Supplied material ▸
◇ ◇ ◇ ◇ ◇ ◇ ◇

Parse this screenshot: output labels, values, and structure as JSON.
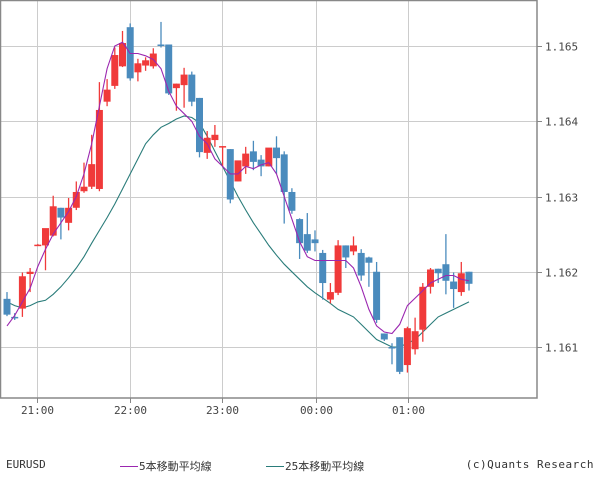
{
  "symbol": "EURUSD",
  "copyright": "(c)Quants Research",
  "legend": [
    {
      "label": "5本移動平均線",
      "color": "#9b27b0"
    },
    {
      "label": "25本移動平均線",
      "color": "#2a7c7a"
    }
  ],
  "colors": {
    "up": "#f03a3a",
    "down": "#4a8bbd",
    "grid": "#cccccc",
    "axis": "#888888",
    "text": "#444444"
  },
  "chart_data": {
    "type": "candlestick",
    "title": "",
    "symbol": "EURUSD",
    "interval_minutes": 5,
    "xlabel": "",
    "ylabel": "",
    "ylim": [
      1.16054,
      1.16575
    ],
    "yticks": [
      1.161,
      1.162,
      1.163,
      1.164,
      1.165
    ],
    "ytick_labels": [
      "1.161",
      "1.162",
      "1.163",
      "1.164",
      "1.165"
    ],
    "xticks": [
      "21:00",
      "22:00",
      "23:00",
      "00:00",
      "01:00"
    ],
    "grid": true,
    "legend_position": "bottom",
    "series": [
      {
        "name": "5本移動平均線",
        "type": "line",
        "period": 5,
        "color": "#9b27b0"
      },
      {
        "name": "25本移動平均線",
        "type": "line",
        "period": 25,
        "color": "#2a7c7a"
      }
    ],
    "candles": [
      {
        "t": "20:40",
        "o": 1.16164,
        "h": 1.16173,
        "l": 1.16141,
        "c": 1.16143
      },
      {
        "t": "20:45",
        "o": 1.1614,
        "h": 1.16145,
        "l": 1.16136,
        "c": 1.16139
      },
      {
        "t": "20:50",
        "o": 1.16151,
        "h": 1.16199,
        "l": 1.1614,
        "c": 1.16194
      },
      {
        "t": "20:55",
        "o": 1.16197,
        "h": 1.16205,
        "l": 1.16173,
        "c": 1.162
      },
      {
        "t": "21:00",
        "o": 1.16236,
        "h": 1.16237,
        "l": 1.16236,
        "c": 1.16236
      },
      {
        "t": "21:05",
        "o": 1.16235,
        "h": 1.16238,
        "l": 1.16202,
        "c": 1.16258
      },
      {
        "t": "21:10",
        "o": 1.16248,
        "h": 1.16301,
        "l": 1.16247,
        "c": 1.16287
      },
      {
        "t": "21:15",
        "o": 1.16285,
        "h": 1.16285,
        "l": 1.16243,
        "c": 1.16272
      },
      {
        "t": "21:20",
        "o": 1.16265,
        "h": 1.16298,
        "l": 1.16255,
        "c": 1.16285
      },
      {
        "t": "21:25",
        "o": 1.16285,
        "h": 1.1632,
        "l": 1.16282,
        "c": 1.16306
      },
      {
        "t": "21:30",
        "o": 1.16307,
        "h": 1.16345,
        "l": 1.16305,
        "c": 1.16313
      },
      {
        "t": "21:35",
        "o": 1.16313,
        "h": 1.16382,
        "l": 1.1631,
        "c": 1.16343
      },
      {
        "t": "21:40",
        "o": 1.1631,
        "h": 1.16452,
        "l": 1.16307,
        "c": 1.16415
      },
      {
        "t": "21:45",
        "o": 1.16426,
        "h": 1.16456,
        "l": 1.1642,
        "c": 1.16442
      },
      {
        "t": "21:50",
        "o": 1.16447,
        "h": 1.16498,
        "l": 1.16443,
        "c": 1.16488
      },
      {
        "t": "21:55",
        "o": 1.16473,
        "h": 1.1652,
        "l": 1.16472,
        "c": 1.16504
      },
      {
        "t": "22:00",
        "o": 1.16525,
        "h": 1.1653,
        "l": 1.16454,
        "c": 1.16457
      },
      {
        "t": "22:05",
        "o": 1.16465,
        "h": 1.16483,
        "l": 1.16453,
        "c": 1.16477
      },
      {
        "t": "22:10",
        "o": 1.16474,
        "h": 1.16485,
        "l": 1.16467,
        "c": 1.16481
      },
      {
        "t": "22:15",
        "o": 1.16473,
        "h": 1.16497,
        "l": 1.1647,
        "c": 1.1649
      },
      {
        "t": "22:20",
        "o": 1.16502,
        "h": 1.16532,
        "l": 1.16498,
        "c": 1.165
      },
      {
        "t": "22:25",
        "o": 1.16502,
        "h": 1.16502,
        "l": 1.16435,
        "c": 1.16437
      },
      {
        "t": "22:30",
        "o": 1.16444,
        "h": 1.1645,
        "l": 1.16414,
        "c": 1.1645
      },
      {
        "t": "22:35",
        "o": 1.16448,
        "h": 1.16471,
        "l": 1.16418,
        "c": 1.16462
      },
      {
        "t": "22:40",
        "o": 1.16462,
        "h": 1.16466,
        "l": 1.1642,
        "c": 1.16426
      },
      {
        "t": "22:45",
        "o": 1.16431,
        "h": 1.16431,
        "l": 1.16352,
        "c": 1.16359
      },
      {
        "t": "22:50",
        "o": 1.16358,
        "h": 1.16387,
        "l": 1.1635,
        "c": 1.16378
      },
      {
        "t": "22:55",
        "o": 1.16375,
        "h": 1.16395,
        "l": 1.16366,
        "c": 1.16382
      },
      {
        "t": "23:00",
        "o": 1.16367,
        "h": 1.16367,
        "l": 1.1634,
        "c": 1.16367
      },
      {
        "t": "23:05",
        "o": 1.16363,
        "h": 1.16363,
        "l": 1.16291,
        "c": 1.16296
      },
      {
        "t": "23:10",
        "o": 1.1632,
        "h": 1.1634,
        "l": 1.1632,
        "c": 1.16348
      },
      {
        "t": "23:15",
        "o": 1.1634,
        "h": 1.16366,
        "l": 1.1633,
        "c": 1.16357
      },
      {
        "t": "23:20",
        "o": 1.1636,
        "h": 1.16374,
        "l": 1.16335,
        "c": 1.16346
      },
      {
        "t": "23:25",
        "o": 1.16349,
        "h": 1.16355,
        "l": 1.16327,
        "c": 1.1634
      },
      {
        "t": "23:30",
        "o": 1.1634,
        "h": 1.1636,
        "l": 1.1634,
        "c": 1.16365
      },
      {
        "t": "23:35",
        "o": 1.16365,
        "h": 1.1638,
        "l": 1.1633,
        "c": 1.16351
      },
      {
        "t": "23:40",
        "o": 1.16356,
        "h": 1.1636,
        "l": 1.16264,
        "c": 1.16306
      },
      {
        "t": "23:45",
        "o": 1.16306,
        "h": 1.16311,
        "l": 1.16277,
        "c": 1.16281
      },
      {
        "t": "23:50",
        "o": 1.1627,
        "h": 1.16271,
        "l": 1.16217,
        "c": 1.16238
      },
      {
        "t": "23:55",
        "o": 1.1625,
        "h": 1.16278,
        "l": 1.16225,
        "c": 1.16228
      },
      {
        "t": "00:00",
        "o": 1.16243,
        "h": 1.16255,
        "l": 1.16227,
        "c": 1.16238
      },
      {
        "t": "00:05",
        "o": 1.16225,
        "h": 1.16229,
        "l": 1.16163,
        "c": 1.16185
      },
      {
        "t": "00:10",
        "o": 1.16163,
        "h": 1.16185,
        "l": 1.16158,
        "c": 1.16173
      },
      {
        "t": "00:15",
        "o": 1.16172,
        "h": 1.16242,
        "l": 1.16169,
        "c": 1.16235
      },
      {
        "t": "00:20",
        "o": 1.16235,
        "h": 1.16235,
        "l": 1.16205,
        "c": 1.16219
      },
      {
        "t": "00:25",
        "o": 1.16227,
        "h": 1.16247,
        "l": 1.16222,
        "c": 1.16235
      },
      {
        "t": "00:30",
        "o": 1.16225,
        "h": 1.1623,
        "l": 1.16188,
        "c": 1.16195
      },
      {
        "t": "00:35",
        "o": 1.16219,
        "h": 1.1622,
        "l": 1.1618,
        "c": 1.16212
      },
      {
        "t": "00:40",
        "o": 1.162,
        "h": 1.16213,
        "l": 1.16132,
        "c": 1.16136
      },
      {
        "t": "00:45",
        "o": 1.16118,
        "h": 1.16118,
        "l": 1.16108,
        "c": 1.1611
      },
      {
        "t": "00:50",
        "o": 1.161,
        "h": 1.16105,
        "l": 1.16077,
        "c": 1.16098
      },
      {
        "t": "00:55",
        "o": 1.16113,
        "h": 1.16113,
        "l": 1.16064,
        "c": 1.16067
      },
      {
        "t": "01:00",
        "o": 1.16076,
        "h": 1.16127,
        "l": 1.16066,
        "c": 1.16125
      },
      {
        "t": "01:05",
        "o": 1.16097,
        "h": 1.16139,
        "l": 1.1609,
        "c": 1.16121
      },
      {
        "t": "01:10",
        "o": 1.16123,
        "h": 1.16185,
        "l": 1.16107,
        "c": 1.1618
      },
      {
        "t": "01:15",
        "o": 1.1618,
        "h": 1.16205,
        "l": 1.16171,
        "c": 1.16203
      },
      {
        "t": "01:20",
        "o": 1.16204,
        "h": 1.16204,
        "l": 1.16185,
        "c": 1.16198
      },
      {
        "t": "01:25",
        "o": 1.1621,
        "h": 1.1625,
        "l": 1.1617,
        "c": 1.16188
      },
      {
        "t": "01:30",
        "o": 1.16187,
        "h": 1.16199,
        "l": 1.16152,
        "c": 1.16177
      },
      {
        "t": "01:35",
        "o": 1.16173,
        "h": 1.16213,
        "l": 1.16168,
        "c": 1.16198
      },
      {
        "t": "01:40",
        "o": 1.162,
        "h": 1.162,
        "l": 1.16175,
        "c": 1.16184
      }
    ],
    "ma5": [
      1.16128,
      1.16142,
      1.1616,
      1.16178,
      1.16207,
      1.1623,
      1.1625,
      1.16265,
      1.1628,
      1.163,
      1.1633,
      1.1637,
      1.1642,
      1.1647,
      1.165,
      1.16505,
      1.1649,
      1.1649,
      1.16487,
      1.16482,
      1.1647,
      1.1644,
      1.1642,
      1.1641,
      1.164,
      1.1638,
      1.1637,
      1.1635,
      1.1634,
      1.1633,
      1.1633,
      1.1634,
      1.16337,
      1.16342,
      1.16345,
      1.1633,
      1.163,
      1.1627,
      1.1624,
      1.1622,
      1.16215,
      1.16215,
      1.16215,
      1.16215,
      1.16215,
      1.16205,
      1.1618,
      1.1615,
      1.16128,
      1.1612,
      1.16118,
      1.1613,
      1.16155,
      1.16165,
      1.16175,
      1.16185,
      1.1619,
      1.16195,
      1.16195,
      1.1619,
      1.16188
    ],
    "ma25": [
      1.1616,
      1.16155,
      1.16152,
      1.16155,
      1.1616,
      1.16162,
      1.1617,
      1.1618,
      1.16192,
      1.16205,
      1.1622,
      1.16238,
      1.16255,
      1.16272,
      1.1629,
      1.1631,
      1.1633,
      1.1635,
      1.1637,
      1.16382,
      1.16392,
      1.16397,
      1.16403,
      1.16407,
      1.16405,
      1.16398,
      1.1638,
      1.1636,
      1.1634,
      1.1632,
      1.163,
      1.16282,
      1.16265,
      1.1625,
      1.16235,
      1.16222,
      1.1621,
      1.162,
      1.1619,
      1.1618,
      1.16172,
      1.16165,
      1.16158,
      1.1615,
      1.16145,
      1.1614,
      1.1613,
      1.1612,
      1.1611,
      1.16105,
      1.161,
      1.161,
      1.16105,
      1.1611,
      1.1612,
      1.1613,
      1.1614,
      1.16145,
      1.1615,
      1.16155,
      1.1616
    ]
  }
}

◇ ◇ ◇ ◇ ◇ ◇ ◇

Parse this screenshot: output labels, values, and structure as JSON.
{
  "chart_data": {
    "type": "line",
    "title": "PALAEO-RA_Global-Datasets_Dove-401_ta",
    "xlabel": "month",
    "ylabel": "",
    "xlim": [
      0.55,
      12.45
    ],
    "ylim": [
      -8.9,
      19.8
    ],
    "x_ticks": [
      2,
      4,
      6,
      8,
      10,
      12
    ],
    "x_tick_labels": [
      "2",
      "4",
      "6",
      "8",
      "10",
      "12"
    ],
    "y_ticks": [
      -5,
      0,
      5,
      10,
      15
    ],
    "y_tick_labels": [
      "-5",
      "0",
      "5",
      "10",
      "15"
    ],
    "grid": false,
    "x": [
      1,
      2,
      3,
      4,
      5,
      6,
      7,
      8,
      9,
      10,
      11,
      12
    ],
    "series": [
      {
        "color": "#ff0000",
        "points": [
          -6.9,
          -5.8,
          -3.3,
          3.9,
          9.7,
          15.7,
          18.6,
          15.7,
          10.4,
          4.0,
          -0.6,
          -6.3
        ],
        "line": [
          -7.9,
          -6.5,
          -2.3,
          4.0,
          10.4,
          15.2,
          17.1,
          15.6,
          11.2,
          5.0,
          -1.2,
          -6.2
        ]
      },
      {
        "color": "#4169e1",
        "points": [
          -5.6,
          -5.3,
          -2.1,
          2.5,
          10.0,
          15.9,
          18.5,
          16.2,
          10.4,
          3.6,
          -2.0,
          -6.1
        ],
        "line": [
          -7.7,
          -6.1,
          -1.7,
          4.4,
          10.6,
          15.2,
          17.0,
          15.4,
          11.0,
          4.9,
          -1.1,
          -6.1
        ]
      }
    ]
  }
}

◇ ◇ ◇ ◇ ◇ ◇ ◇

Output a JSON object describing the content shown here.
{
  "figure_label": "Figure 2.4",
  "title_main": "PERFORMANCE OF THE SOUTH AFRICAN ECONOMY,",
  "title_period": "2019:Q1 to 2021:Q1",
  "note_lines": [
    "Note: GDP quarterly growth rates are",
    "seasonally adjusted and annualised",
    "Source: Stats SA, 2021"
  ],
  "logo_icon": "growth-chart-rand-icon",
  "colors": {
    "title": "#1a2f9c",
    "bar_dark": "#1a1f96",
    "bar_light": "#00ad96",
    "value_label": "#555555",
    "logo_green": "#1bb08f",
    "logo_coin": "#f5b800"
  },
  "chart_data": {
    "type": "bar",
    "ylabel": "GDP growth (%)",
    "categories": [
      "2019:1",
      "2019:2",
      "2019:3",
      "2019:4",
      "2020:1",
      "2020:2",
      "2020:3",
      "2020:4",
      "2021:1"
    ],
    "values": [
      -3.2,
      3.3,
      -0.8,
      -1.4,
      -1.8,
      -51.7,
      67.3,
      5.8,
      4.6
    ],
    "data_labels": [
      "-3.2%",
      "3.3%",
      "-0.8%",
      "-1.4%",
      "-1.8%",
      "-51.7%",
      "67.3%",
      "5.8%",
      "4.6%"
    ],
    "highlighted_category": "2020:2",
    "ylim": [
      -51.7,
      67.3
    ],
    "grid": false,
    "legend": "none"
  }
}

◇ ◇ ◇ ◇ ◇ ◇ ◇

To do ▸ List each line holding the string "grid".

Full solution ▸
    "grid": "#cccccc",
    "grid": true,
    "grid": false,
    "grid": false,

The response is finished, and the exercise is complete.